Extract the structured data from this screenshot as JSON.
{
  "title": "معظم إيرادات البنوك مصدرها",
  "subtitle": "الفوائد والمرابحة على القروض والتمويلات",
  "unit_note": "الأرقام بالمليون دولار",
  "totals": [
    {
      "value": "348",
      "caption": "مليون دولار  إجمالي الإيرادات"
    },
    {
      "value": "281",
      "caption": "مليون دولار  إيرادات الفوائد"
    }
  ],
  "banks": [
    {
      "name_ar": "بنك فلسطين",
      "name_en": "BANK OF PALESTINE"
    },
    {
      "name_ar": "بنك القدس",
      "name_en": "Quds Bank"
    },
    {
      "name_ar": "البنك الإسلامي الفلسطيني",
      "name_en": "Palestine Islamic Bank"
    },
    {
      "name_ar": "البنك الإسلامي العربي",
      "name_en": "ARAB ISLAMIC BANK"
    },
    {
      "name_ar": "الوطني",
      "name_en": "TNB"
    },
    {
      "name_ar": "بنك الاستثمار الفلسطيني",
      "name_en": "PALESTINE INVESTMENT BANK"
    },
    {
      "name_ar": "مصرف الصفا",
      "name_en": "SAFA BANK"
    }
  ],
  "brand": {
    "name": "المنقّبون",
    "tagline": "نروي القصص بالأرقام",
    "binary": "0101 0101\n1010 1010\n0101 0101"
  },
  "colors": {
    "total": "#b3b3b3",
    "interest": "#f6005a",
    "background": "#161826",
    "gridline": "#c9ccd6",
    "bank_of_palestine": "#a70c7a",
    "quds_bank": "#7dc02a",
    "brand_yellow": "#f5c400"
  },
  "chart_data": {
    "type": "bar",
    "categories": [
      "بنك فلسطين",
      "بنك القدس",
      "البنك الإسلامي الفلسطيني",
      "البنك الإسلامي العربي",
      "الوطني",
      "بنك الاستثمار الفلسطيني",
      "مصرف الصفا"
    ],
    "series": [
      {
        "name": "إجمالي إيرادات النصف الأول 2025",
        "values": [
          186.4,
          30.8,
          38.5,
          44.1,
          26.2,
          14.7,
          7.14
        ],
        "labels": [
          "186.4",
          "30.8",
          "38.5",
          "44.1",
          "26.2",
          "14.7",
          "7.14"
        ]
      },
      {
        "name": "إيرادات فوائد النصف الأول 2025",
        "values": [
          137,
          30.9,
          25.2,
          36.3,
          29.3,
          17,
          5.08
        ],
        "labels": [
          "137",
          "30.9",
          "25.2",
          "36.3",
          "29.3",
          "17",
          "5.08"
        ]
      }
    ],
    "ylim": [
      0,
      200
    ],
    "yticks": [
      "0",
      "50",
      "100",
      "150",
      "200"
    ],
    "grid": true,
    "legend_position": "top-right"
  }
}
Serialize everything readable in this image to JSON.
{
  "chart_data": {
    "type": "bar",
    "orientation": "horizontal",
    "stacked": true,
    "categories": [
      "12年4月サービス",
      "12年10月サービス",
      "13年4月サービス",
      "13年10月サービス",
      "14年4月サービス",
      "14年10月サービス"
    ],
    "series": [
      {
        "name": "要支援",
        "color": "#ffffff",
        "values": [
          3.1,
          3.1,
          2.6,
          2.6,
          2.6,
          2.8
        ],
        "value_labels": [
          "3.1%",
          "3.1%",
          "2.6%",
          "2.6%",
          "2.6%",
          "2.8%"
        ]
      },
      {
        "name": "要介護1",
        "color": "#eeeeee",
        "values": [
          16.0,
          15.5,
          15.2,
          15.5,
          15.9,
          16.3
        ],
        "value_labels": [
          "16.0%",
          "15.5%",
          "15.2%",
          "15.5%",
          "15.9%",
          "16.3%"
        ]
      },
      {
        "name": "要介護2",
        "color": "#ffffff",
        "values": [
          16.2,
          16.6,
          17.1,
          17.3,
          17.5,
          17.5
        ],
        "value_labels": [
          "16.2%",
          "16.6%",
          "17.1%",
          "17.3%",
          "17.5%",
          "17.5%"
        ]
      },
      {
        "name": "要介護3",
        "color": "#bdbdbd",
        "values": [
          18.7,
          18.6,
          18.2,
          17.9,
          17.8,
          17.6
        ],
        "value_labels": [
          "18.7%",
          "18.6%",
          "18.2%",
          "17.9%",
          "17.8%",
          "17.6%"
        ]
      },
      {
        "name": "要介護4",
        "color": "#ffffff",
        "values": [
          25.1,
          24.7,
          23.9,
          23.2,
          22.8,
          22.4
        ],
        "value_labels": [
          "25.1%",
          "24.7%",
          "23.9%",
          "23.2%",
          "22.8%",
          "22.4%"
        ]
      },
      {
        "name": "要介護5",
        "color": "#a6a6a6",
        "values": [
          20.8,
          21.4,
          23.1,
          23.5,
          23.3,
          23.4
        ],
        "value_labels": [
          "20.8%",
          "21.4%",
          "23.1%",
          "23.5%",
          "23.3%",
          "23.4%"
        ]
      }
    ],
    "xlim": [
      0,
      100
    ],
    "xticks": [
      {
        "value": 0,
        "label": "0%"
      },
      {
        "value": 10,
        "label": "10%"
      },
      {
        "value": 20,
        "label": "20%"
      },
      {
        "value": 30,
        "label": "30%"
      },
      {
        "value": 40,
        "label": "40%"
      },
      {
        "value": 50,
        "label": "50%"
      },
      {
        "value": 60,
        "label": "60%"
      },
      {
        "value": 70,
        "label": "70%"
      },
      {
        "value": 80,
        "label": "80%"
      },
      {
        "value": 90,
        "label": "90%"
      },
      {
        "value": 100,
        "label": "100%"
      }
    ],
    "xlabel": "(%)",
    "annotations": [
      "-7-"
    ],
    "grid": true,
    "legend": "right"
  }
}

* * * * * * * * *

#### [The problem]
Retype every record above exactly as written.

#### [The output]
Extract the structured data from this screenshot as JSON.
{
  "title": "معظم إيرادات البنوك مصدرها",
  "subtitle": "الفوائد والمرابحة على القروض والتمويلات",
  "unit_note": "الأرقام بالمليون دولار",
  "totals": [
    {
      "value": "348",
      "caption": "مليون دولار  إجمالي الإيرادات"
    },
    {
      "value": "281",
      "caption": "مليون دولار  إيرادات الفوائد"
    }
  ],
  "banks": [
    {
      "name_ar": "بنك فلسطين",
      "name_en": "BANK OF PALESTINE"
    },
    {
      "name_ar": "بنك القدس",
      "name_en": "Quds Bank"
    },
    {
      "name_ar": "البنك الإسلامي الفلسطيني",
      "name_en": "Palestine Islamic Bank"
    },
    {
      "name_ar": "البنك الإسلامي العربي",
      "name_en": "ARAB ISLAMIC BANK"
    },
    {
      "name_ar": "الوطني",
      "name_en": "TNB"
    },
    {
      "name_ar": "بنك الاستثمار الفلسطيني",
      "name_en": "PALESTINE INVESTMENT BANK"
    },
    {
      "name_ar": "مصرف الصفا",
      "name_en": "SAFA BANK"
    }
  ],
  "brand": {
    "name": "المنقّبون",
    "tagline": "نروي القصص بالأرقام",
    "binary": "0101 0101\n1010 1010\n0101 0101"
  },
  "colors": {
    "total": "#b3b3b3",
    "interest": "#f6005a",
    "background": "#161826",
    "gridline": "#c9ccd6",
    "bank_of_palestine": "#a70c7a",
    "quds_bank": "#7dc02a",
    "brand_yellow": "#f5c400"
  },
  "chart_data": {
    "type": "bar",
    "categories": [
      "بنك فلسطين",
      "بنك القدس",
      "البنك الإسلامي الفلسطيني",
      "البنك الإسلامي العربي",
      "الوطني",
      "بنك الاستثمار الفلسطيني",
      "مصرف الصفا"
    ],
    "series": [
      {
        "name": "إجمالي إيرادات النصف الأول 2025",
        "values": [
          186.4,
          30.8,
          38.5,
          44.1,
          26.2,
          14.7,
          7.14
        ],
        "labels": [
          "186.4",
          "30.8",
          "38.5",
          "44.1",
          "26.2",
          "14.7",
          "7.14"
        ]
      },
      {
        "name": "إيرادات فوائد النصف الأول 2025",
        "values": [
          137,
          30.9,
          25.2,
          36.3,
          29.3,
          17,
          5.08
        ],
        "labels": [
          "137",
          "30.9",
          "25.2",
          "36.3",
          "29.3",
          "17",
          "5.08"
        ]
      }
    ],
    "ylim": [
      0,
      200
    ],
    "yticks": [
      "0",
      "50",
      "100",
      "150",
      "200"
    ],
    "grid": true,
    "legend_position": "top-right"
  }
}
Serialize everything readable in this image to JSON.
{
  "chart_data": {
    "type": "bar",
    "orientation": "horizontal",
    "stacked": true,
    "categories": [
      "12年4月サービス",
      "12年10月サービス",
      "13年4月サービス",
      "13年10月サービス",
      "14年4月サービス",
      "14年10月サービス"
    ],
    "series": [
      {
        "name": "要支援",
        "color": "#ffffff",
        "values": [
          3.1,
          3.1,
          2.6,
          2.6,
          2.6,
          2.8
        ],
        "value_labels": [
          "3.1%",
          "3.1%",
          "2.6%",
          "2.6%",
          "2.6%",
          "2.8%"
        ]
      },
      {
        "name": "要介護1",
        "color": "#eeeeee",
        "values": [
          16.0,
          15.5,
          15.2,
          15.5,
          15.9,
          16.3
        ],
        "value_labels": [
          "16.0%",
          "15.5%",
          "15.2%",
          "15.5%",
          "15.9%",
          "16.3%"
        ]
      },
      {
        "name": "要介護2",
        "color": "#ffffff",
        "values": [
          16.2,
          16.6,
          17.1,
          17.3,
          17.5,
          17.5
        ],
        "value_labels": [
          "16.2%",
          "16.6%",
          "17.1%",
          "17.3%",
          "17.5%",
          "17.5%"
        ]
      },
      {
        "name": "要介護3",
        "color": "#bdbdbd",
        "values": [
          18.7,
          18.6,
          18.2,
          17.9,
          17.8,
          17.6
        ],
        "value_labels": [
          "18.7%",
          "18.6%",
          "18.2%",
          "17.9%",
          "17.8%",
          "17.6%"
        ]
      },
      {
        "name": "要介護4",
        "color": "#ffffff",
        "values": [
          25.1,
          24.7,
          23.9,
          23.2,
          22.8,
          22.4
        ],
        "value_labels": [
          "25.1%",
          "24.7%",
          "23.9%",
          "23.2%",
          "22.8%",
          "22.4%"
        ]
      },
      {
        "name": "要介護5",
        "color": "#a6a6a6",
        "values": [
          20.8,
          21.4,
          23.1,
          23.5,
          23.3,
          23.4
        ],
        "value_labels": [
          "20.8%",
          "21.4%",
          "23.1%",
          "23.5%",
          "23.3%",
          "23.4%"
        ]
      }
    ],
    "xlim": [
      0,
      100
    ],
    "xticks": [
      {
        "value": 0,
        "label": "0%"
      },
      {
        "value": 10,
        "label": "10%"
      },
      {
        "value": 20,
        "label": "20%"
      },
      {
        "value": 30,
        "label": "30%"
      },
      {
        "value": 40,
        "label": "40%"
      },
      {
        "value": 50,
        "label": "50%"
      },
      {
        "value": 60,
        "label": "60%"
      },
      {
        "value": 70,
        "label": "70%"
      },
      {
        "value": 80,
        "label": "80%"
      },
      {
        "value": 90,
        "label": "90%"
      },
      {
        "value": 100,
        "label": "100%"
      }
    ],
    "xlabel": "(%)",
    "annotations": [
      "-7-"
    ],
    "grid": true,
    "legend": "right"
  }
}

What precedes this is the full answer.